Start Data listing

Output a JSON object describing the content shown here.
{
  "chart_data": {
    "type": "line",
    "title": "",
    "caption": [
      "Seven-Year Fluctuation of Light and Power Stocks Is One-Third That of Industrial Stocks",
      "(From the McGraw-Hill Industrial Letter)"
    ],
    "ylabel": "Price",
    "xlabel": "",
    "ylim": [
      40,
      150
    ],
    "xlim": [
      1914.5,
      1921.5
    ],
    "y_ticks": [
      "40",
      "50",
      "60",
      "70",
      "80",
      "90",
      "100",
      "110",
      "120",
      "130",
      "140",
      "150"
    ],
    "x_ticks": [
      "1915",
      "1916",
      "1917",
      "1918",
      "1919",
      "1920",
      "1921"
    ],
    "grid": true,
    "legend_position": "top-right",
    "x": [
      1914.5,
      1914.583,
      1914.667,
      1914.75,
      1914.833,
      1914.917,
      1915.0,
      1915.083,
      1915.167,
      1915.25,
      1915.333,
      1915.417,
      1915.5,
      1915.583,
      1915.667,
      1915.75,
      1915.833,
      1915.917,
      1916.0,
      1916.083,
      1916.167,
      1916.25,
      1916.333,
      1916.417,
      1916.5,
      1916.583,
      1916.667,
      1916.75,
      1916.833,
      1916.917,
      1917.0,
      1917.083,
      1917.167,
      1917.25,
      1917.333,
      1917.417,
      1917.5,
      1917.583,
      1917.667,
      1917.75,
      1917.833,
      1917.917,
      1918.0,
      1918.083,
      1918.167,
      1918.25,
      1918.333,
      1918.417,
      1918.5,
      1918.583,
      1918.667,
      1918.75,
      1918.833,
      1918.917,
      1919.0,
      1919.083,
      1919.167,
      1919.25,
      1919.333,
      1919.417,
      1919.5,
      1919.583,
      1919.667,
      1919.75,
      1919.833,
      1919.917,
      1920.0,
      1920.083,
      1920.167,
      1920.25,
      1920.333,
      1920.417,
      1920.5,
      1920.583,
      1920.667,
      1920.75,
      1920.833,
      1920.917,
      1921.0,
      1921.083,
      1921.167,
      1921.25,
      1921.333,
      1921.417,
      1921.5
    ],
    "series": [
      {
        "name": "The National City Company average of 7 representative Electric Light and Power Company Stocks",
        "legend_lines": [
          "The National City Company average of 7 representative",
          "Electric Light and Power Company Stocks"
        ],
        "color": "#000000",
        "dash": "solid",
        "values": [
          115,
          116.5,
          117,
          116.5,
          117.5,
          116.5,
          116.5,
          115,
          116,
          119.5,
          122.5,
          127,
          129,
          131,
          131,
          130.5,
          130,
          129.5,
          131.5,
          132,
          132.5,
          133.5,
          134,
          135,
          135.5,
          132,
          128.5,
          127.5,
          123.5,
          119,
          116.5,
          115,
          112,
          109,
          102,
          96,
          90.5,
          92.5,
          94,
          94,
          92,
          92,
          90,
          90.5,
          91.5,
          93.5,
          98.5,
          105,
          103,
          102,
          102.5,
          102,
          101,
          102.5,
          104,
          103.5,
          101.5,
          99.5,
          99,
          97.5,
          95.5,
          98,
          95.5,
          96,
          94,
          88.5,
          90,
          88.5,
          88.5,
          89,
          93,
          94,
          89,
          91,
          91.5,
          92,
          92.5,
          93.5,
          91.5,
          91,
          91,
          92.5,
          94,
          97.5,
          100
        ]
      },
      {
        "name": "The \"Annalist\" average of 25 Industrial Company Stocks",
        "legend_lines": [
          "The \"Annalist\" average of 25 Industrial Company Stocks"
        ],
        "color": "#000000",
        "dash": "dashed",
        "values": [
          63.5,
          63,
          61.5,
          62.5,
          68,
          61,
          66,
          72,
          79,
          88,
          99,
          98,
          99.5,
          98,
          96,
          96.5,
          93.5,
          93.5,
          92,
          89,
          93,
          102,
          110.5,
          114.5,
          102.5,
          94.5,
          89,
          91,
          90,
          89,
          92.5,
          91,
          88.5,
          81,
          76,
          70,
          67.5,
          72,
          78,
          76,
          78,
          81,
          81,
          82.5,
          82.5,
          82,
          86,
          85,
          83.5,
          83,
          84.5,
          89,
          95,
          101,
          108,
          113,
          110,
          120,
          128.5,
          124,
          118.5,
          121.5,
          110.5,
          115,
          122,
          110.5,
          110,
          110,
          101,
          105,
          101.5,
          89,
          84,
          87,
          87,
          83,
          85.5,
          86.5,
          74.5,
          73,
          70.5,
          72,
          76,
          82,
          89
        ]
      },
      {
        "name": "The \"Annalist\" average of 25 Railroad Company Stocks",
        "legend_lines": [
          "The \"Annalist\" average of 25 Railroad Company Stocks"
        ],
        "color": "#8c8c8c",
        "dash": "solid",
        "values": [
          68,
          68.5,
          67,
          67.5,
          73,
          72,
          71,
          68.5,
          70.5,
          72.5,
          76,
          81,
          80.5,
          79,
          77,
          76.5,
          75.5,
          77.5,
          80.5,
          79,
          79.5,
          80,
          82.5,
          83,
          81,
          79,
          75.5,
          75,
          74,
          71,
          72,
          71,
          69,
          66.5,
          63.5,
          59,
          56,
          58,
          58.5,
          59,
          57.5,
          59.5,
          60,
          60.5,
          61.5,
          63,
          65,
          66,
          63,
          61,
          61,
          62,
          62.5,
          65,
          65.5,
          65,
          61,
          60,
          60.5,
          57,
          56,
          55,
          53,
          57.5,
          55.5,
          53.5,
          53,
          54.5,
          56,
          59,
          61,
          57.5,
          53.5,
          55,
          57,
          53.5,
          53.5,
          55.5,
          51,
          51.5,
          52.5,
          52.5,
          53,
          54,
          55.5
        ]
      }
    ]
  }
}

End Data listing

Report only how many lines in the listing contain the string "Power".

# Response for this exercise
3